(Records of document pages)
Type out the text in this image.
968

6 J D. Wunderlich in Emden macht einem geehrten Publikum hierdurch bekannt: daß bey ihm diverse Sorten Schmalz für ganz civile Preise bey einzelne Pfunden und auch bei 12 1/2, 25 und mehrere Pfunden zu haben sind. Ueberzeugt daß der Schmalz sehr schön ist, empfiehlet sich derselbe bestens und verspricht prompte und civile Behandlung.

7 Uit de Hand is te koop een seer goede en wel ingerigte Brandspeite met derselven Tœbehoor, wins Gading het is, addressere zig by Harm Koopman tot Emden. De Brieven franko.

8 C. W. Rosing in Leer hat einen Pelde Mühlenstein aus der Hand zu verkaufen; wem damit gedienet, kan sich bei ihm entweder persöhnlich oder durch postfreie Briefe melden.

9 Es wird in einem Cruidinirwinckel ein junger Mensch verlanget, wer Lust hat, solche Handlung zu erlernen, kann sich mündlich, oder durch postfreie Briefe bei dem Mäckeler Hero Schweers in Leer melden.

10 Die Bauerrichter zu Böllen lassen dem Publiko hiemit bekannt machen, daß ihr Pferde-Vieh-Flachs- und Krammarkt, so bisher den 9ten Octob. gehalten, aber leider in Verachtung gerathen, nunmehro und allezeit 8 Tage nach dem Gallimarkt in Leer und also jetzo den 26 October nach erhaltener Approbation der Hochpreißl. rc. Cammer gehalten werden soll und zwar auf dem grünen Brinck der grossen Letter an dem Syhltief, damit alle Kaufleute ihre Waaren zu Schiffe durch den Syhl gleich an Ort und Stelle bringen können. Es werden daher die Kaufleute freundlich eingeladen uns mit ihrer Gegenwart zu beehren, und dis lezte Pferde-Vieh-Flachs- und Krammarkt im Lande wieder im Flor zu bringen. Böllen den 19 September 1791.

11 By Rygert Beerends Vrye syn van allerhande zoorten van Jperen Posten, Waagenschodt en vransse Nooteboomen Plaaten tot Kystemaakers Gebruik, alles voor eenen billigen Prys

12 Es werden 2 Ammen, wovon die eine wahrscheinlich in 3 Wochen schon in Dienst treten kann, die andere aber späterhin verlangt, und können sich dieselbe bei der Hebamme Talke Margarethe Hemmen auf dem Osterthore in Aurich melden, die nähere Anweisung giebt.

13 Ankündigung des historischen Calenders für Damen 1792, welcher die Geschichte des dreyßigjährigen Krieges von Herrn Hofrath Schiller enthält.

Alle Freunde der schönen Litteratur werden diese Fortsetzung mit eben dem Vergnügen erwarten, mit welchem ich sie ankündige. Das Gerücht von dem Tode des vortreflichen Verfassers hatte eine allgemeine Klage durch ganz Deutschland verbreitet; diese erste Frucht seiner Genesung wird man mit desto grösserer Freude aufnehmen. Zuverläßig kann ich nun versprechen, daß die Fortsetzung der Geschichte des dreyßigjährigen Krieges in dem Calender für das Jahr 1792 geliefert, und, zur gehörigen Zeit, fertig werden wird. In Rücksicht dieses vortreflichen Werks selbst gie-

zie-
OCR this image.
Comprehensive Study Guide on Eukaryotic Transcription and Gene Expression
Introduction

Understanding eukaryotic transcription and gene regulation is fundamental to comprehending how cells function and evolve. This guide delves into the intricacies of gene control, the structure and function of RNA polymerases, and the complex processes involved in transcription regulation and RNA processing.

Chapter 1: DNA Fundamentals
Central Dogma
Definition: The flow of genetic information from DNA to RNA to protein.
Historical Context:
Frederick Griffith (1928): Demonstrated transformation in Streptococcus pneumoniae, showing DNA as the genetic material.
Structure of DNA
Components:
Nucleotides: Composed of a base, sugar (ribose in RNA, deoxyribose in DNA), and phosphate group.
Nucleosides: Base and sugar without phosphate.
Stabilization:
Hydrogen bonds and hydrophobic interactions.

▶ [Requirement]
Your answer should be a single number: the count of lines above with the word "dreyßigjährigen".

▶ [Exercise response]
2